# [Instructions to follow]
Check each line for the string "this", then give only how many lines have it.

# [Data section]

____

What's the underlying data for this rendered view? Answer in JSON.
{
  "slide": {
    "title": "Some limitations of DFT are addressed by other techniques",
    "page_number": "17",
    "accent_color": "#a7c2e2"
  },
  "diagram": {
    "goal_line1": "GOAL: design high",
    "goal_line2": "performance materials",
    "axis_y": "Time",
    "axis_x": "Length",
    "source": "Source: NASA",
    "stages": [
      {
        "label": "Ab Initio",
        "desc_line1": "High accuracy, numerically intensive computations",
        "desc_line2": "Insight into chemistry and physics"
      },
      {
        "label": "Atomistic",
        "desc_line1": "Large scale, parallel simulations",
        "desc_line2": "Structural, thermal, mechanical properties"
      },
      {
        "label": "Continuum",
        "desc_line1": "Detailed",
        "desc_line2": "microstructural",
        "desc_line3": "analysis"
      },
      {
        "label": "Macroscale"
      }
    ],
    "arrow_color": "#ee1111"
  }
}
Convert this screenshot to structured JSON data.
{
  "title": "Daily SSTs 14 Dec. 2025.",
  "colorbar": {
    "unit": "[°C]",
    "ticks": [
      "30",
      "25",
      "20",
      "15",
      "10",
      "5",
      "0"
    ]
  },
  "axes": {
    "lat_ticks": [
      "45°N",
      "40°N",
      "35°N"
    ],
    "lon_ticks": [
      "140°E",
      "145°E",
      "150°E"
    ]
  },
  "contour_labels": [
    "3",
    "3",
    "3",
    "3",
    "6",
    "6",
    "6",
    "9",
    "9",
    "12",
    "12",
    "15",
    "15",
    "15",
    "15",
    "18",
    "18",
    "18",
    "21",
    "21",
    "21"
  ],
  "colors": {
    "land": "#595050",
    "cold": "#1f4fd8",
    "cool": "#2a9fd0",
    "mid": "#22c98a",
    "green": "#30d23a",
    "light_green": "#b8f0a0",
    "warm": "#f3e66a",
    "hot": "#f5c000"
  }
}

____

# [Completed exercise]
2